→ Job:
Copy all records verbatim.

→ Data section:

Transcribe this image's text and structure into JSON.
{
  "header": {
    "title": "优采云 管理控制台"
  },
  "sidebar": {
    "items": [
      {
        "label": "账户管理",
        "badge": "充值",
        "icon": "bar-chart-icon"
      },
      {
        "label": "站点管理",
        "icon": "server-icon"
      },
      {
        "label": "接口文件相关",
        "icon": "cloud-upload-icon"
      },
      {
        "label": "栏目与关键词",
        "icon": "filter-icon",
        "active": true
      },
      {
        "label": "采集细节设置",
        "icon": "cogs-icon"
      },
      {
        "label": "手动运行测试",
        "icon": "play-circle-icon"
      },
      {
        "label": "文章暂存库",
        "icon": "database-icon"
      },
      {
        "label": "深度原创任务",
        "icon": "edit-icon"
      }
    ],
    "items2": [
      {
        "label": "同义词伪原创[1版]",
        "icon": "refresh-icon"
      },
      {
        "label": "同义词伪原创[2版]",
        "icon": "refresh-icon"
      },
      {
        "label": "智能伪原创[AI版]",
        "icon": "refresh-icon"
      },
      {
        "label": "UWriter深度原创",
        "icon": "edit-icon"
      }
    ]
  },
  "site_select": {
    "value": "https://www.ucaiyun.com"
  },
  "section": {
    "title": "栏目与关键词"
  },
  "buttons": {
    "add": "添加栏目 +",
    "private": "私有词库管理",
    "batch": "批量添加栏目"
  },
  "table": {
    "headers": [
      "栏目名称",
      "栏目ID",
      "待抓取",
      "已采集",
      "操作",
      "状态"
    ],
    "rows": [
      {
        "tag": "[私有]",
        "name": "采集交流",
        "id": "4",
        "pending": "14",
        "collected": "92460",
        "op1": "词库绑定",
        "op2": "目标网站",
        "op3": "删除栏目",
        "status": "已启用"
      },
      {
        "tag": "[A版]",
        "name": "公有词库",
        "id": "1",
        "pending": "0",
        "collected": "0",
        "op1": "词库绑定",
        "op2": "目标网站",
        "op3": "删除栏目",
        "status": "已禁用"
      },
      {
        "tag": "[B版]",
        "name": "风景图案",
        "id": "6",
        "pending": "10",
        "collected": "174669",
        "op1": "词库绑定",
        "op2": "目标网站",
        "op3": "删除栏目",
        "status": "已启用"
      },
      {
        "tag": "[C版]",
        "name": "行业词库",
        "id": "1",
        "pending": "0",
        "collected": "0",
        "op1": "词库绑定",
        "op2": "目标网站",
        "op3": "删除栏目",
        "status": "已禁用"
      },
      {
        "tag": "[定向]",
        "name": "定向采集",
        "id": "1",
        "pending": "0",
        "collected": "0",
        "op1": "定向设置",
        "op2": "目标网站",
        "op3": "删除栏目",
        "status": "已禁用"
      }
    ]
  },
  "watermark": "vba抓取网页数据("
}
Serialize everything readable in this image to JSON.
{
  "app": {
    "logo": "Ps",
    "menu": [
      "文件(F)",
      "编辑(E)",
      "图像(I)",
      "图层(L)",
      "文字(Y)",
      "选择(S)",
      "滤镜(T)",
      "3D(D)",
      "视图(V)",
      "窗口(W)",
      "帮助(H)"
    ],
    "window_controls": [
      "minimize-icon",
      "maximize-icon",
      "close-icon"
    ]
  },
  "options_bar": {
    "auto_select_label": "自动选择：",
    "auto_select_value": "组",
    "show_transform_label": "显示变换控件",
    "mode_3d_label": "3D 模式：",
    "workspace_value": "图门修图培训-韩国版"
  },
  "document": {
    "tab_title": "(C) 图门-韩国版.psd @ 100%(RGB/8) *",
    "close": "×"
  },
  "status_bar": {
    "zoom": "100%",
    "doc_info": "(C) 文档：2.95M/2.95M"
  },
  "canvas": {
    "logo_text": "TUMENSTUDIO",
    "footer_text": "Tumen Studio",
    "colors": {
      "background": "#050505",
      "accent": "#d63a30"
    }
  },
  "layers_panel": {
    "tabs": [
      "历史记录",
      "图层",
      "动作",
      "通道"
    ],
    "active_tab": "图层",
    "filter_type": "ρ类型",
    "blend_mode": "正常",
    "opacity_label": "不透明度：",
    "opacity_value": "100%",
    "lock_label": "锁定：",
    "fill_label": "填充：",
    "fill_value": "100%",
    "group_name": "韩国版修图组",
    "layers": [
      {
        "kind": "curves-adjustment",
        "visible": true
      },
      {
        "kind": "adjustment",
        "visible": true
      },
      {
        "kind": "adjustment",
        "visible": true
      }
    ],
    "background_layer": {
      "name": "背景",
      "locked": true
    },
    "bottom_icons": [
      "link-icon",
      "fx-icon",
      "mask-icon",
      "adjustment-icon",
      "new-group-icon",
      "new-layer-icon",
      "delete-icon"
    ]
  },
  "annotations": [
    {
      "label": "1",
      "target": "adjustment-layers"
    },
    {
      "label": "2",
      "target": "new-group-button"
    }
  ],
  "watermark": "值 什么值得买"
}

→ Exercise output:
Transcribe this image's text and structure into JSON.
{
  "header": {
    "title": "优采云 管理控制台"
  },
  "sidebar": {
    "items": [
      {
        "label": "账户管理",
        "badge": "充值",
        "icon": "bar-chart-icon"
      },
      {
        "label": "站点管理",
        "icon": "server-icon"
      },
      {
        "label": "接口文件相关",
        "icon": "cloud-upload-icon"
      },
      {
        "label": "栏目与关键词",
        "icon": "filter-icon",
        "active": true
      },
      {
        "label": "采集细节设置",
        "icon": "cogs-icon"
      },
      {
        "label": "手动运行测试",
        "icon": "play-circle-icon"
      },
      {
        "label": "文章暂存库",
        "icon": "database-icon"
      },
      {
        "label": "深度原创任务",
        "icon": "edit-icon"
      }
    ],
    "items2": [
      {
        "label": "同义词伪原创[1版]",
        "icon": "refresh-icon"
      },
      {
        "label": "同义词伪原创[2版]",
        "icon": "refresh-icon"
      },
      {
        "label": "智能伪原创[AI版]",
        "icon": "refresh-icon"
      },
      {
        "label": "UWriter深度原创",
        "icon": "edit-icon"
      }
    ]
  },
  "site_select": {
    "value": "https://www.ucaiyun.com"
  },
  "section": {
    "title": "栏目与关键词"
  },
  "buttons": {
    "add": "添加栏目 +",
    "private": "私有词库管理",
    "batch": "批量添加栏目"
  },
  "table": {
    "headers": [
      "栏目名称",
      "栏目ID",
      "待抓取",
      "已采集",
      "操作",
      "状态"
    ],
    "rows": [
      {
        "tag": "[私有]",
        "name": "采集交流",
        "id": "4",
        "pending": "14",
        "collected": "92460",
        "op1": "词库绑定",
        "op2": "目标网站",
        "op3": "删除栏目",
        "status": "已启用"
      },
      {
        "tag": "[A版]",
        "name": "公有词库",
        "id": "1",
        "pending": "0",
        "collected": "0",
        "op1": "词库绑定",
        "op2": "目标网站",
        "op3": "删除栏目",
        "status": "已禁用"
      },
      {
        "tag": "[B版]",
        "name": "风景图案",
        "id": "6",
        "pending": "10",
        "collected": "174669",
        "op1": "词库绑定",
        "op2": "目标网站",
        "op3": "删除栏目",
        "status": "已启用"
      },
      {
        "tag": "[C版]",
        "name": "行业词库",
        "id": "1",
        "pending": "0",
        "collected": "0",
        "op1": "词库绑定",
        "op2": "目标网站",
        "op3": "删除栏目",
        "status": "已禁用"
      },
      {
        "tag": "[定向]",
        "name": "定向采集",
        "id": "1",
        "pending": "0",
        "collected": "0",
        "op1": "定向设置",
        "op2": "目标网站",
        "op3": "删除栏目",
        "status": "已禁用"
      }
    ]
  },
  "watermark": "vba抓取网页数据("
}
Serialize everything readable in this image to JSON.
{
  "app": {
    "logo": "Ps",
    "menu": [
      "文件(F)",
      "编辑(E)",
      "图像(I)",
      "图层(L)",
      "文字(Y)",
      "选择(S)",
      "滤镜(T)",
      "3D(D)",
      "视图(V)",
      "窗口(W)",
      "帮助(H)"
    ],
    "window_controls": [
      "minimize-icon",
      "maximize-icon",
      "close-icon"
    ]
  },
  "options_bar": {
    "auto_select_label": "自动选择：",
    "auto_select_value": "组",
    "show_transform_label": "显示变换控件",
    "mode_3d_label": "3D 模式：",
    "workspace_value": "图门修图培训-韩国版"
  },
  "document": {
    "tab_title": "(C) 图门-韩国版.psd @ 100%(RGB/8) *",
    "close": "×"
  },
  "status_bar": {
    "zoom": "100%",
    "doc_info": "(C) 文档：2.95M/2.95M"
  },
  "canvas": {
    "logo_text": "TUMENSTUDIO",
    "footer_text": "Tumen Studio",
    "colors": {
      "background": "#050505",
      "accent": "#d63a30"
    }
  },
  "layers_panel": {
    "tabs": [
      "历史记录",
      "图层",
      "动作",
      "通道"
    ],
    "active_tab": "图层",
    "filter_type": "ρ类型",
    "blend_mode": "正常",
    "opacity_label": "不透明度：",
    "opacity_value": "100%",
    "lock_label": "锁定：",
    "fill_label": "填充：",
    "fill_value": "100%",
    "group_name": "韩国版修图组",
    "layers": [
      {
        "kind": "curves-adjustment",
        "visible": true
      },
      {
        "kind": "adjustment",
        "visible": true
      },
      {
        "kind": "adjustment",
        "visible": true
      }
    ],
    "background_layer": {
      "name": "背景",
      "locked": true
    },
    "bottom_icons": [
      "link-icon",
      "fx-icon",
      "mask-icon",
      "adjustment-icon",
      "new-group-icon",
      "new-layer-icon",
      "delete-icon"
    ]
  },
  "annotations": [
    {
      "label": "1",
      "target": "adjustment-layers"
    },
    {
      "label": "2",
      "target": "new-group-button"
    }
  ],
  "watermark": "值 什么值得买"
}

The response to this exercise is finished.